- _Entries provided_:
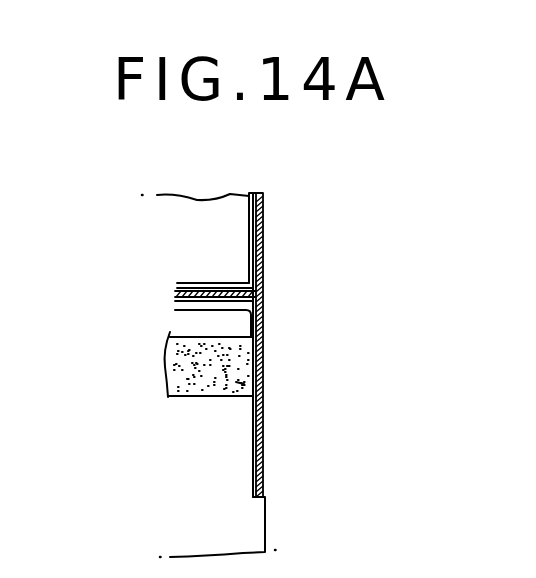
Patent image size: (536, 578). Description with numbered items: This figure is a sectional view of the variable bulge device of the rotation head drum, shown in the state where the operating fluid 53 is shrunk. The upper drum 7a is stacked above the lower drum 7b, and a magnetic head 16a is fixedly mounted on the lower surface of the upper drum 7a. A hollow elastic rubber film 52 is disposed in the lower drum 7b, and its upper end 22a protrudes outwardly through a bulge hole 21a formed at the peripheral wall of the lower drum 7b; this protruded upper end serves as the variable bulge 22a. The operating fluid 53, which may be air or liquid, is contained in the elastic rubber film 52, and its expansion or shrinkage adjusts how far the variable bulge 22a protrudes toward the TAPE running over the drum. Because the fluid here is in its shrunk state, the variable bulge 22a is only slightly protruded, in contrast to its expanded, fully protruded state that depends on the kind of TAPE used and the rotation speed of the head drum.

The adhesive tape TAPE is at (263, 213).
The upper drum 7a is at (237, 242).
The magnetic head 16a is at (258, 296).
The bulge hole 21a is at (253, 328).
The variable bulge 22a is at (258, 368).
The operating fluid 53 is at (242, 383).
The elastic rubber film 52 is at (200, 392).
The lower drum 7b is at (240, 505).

==

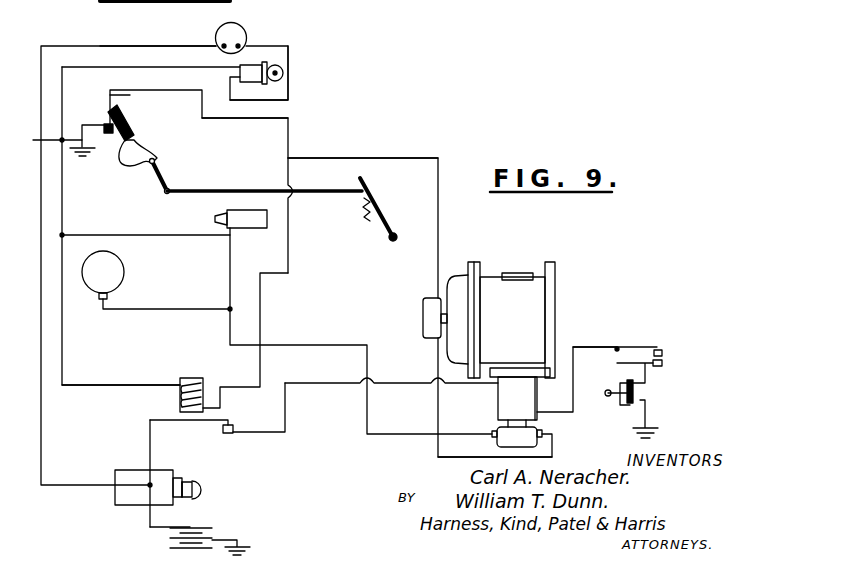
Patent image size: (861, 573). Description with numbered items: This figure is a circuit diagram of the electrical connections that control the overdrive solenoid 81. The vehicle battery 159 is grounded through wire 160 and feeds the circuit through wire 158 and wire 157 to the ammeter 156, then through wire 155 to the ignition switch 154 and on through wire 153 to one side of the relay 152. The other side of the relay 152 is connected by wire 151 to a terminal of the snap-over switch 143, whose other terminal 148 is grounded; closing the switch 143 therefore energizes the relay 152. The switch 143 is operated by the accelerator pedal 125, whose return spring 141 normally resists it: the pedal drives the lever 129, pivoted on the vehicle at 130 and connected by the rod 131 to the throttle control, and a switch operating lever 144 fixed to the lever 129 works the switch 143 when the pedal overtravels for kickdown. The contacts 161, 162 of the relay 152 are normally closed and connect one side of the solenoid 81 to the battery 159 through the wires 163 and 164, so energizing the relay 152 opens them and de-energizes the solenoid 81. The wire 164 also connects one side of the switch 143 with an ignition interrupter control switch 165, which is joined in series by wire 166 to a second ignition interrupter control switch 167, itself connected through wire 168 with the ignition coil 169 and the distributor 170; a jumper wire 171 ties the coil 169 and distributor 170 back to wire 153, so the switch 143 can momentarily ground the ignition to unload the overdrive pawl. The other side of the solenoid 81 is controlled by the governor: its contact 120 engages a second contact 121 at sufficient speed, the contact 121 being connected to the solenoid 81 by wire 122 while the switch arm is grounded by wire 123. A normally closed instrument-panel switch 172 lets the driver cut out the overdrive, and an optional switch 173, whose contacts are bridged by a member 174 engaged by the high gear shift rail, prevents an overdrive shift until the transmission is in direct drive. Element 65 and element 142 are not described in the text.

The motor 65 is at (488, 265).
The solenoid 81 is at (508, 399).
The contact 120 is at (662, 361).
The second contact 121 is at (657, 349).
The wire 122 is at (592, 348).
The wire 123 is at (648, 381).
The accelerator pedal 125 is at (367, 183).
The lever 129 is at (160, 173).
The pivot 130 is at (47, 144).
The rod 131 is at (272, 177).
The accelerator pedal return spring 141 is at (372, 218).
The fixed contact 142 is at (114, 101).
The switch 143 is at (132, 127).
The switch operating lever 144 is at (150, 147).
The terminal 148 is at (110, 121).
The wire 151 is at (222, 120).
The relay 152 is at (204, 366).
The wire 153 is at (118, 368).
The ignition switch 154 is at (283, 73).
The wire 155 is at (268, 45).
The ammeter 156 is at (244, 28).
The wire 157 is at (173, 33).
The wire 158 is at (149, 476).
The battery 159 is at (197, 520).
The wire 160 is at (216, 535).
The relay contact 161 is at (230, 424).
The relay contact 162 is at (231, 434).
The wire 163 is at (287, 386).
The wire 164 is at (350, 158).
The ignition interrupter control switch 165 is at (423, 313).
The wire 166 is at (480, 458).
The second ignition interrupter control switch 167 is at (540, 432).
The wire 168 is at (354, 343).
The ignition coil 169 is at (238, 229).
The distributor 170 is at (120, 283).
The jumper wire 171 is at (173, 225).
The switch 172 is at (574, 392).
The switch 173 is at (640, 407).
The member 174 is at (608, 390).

- _Request_:
Please output the records above, from the line with "Patent image size: (536, 578)." to the line with "The lower drum 7b is at (240, 505).", as a two-column CSV with the columns text and answer. Give one row per record, with its text and its answer each in a single quoted field and line breaks turned into spaces.

- _Output below_:
text,answer
"Patent image size: (536, 578). Description with numbered items: This figure is a sectional view of the variable bulge device of the rotation head drum, shown in the state where the operating fluid 53 is shrunk. The upper drum 7a is stacked above the lower drum 7b, and a magnetic head 16a is fixedly mounted on the lower surface of the upper drum 7a. A hollow elastic rubber film 52 is disposed in the lower drum 7b, and its upper end 22a protrudes outwardly through a bulge hole 21a formed at the peripheral wall of the lower drum 7b; this protruded upper end serves as the variable bulge 22a. The operating fluid 53, which may be air or liquid, is contained in the elastic rubber film 52, and its expansion or shrinkage adjusts how far the variable bulge 22a protrudes toward the TAPE running over the drum. Because the fluid here is in its shrunk state, the variable bulge 22a is only slightly protruded, in contrast to its expanded, fully protruded state that depends on the kind of TAPE used and the rotation speed of the head drum.","The adhesive tape TAPE is at (263, 213). The upper drum 7a is at (237, 242). The magnetic head 16a is at (258, 296). The bulge hole 21a is at (253, 328). The variable bulge 22a is at (258, 368). The operating fluid 53 is at (242, 383). The elastic rubber film 52 is at (200, 392). The lower drum 7b is at (240, 505)."